**Description of the task:**
The listing below should be printed exactly, every line of it. Skip the pictures.

(Items from a dataset)
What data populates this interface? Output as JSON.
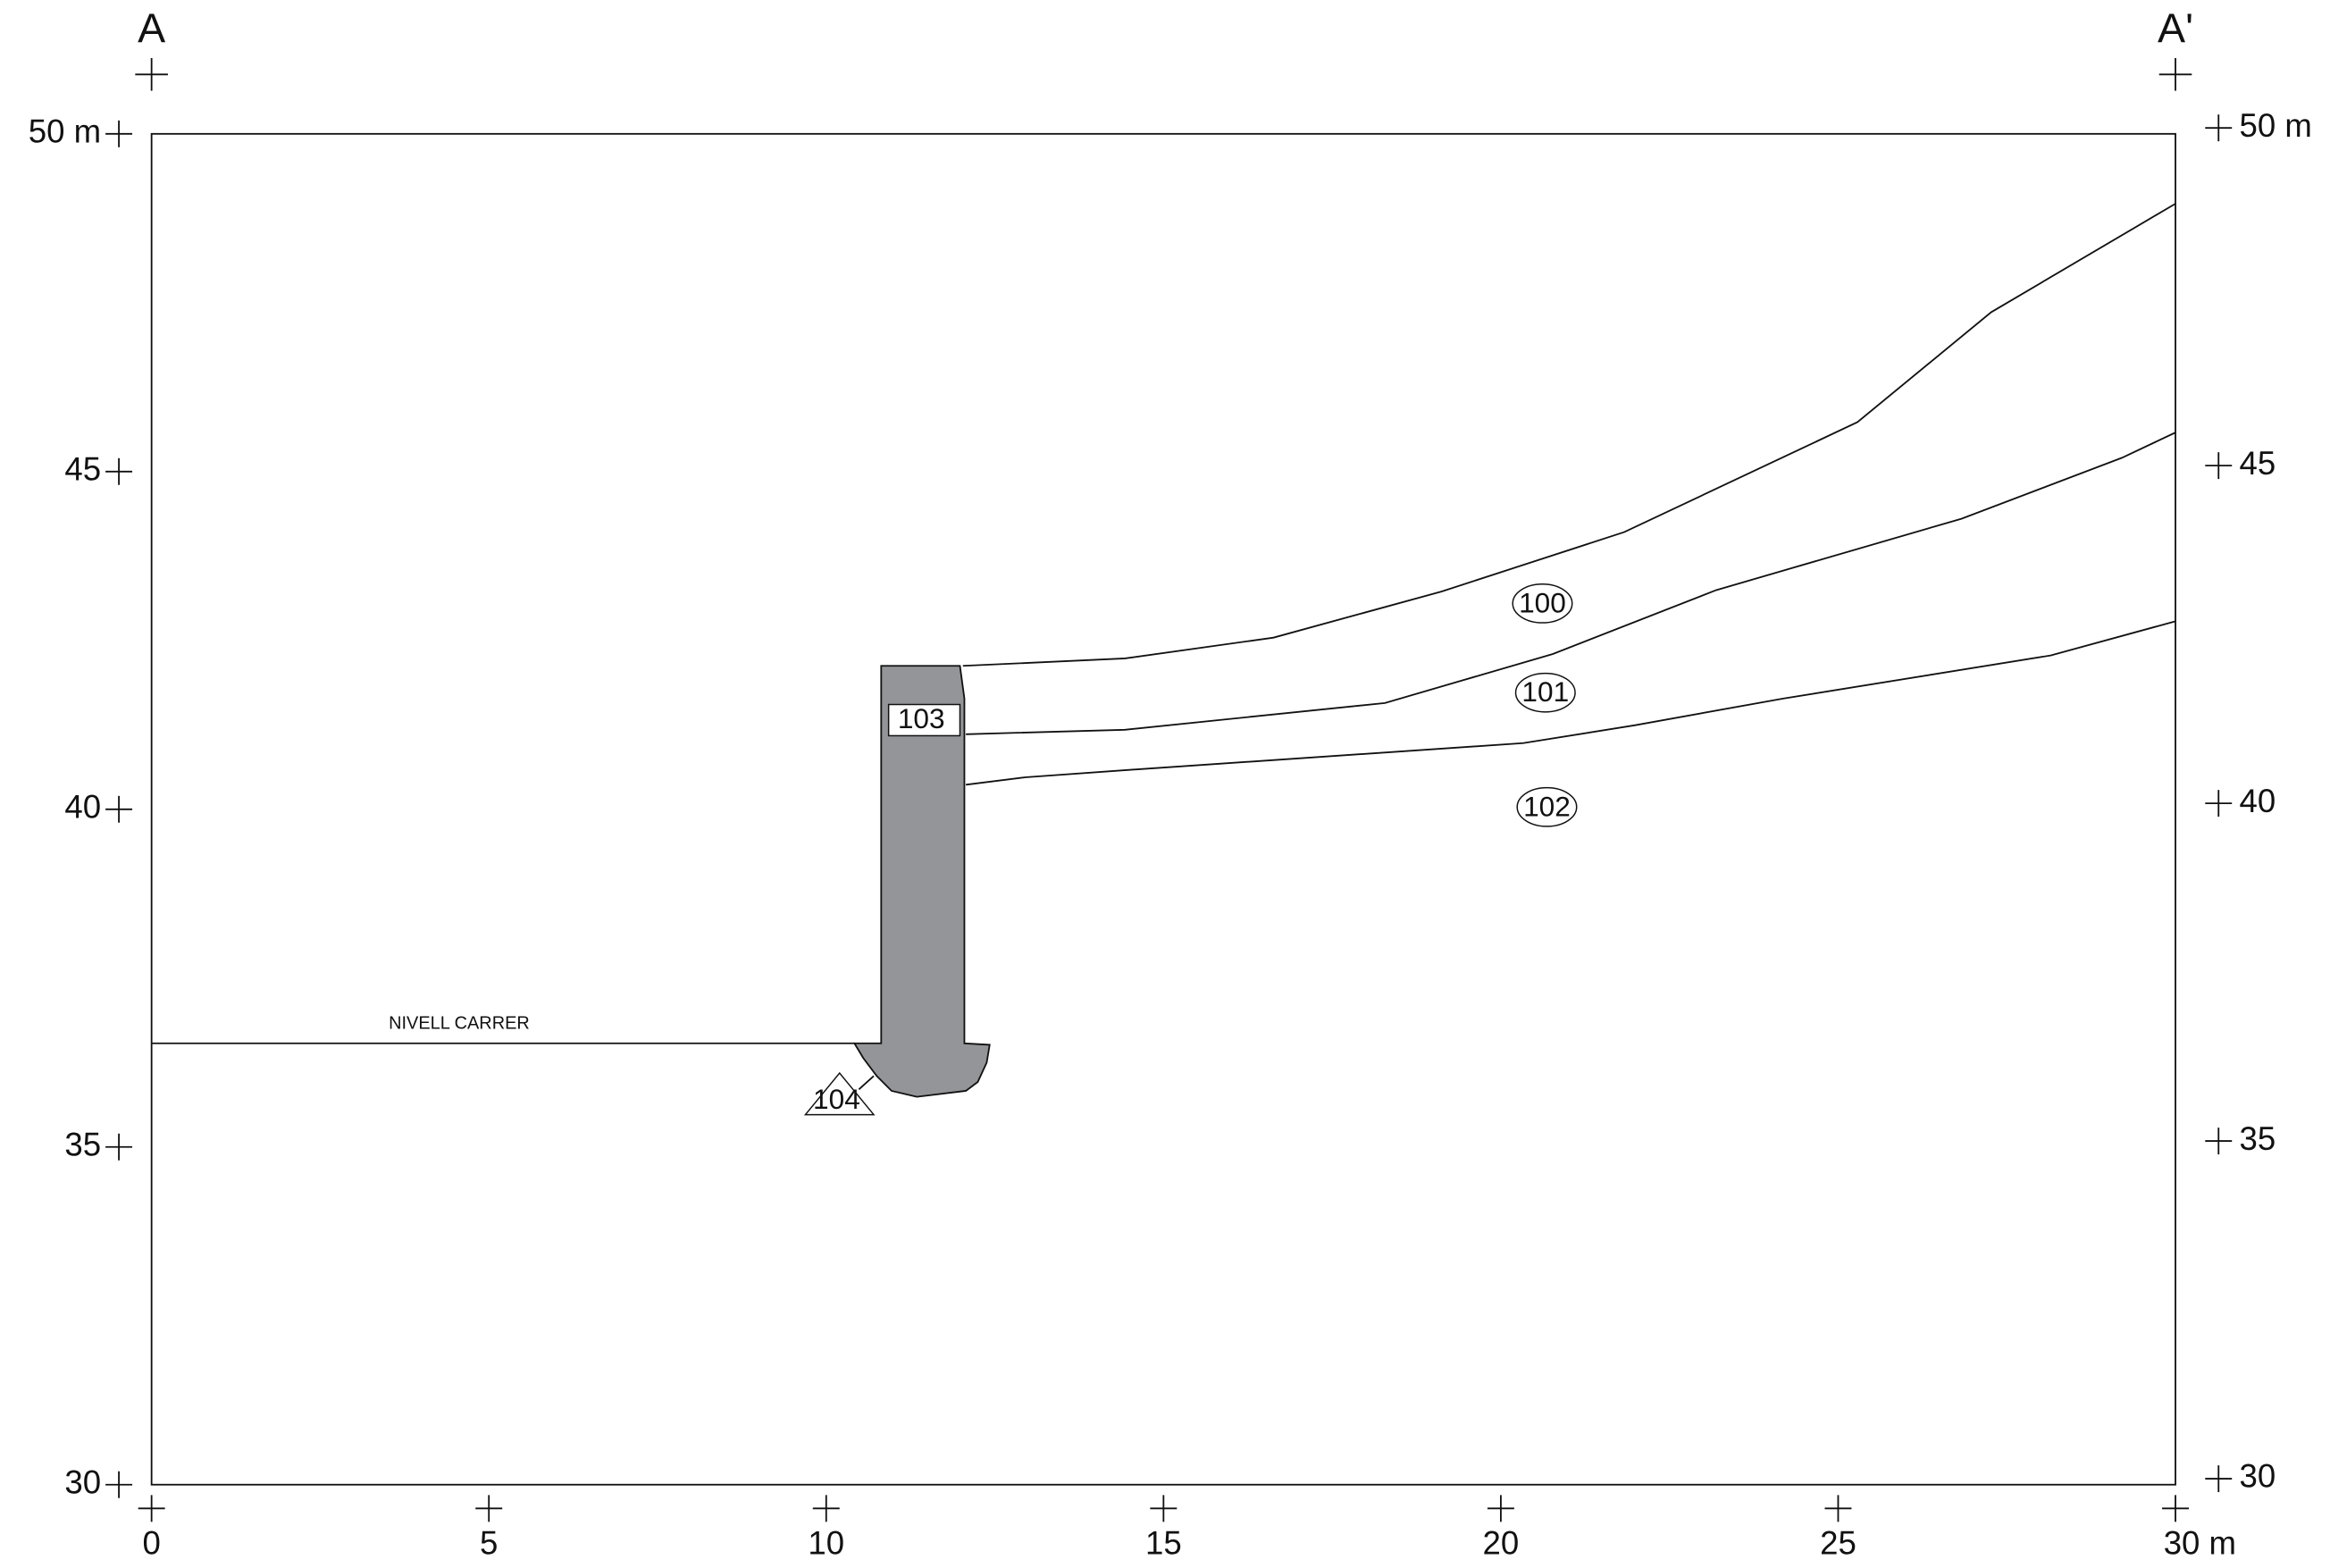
{
  "section": {
    "start_label": "A",
    "end_label": "A'"
  },
  "x_axis": {
    "labels": [
      "0",
      "5",
      "10",
      "15",
      "20",
      "25",
      "30 m"
    ]
  },
  "left_axis": {
    "labels": [
      "50 m",
      "45",
      "40",
      "35",
      "30"
    ]
  },
  "right_axis": {
    "labels": [
      "50 m",
      "45",
      "40",
      "35",
      "30"
    ]
  },
  "annotations": {
    "street_level": "NIVELL CARRER"
  },
  "units": [
    {
      "label": "100"
    },
    {
      "label": "101"
    },
    {
      "label": "102"
    },
    {
      "label": "103"
    },
    {
      "label": "104"
    }
  ]
}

**Answer to the problem:**
What data populates this interface? Output as JSON.
{
  "section": {
    "start_label": "A",
    "end_label": "A'"
  },
  "x_axis": {
    "labels": [
      "0",
      "5",
      "10",
      "15",
      "20",
      "25",
      "30 m"
    ]
  },
  "left_axis": {
    "labels": [
      "50 m",
      "45",
      "40",
      "35",
      "30"
    ]
  },
  "right_axis": {
    "labels": [
      "50 m",
      "45",
      "40",
      "35",
      "30"
    ]
  },
  "annotations": {
    "street_level": "NIVELL CARRER"
  },
  "units": [
    {
      "label": "100"
    },
    {
      "label": "101"
    },
    {
      "label": "102"
    },
    {
      "label": "103"
    },
    {
      "label": "104"
    }
  ]
}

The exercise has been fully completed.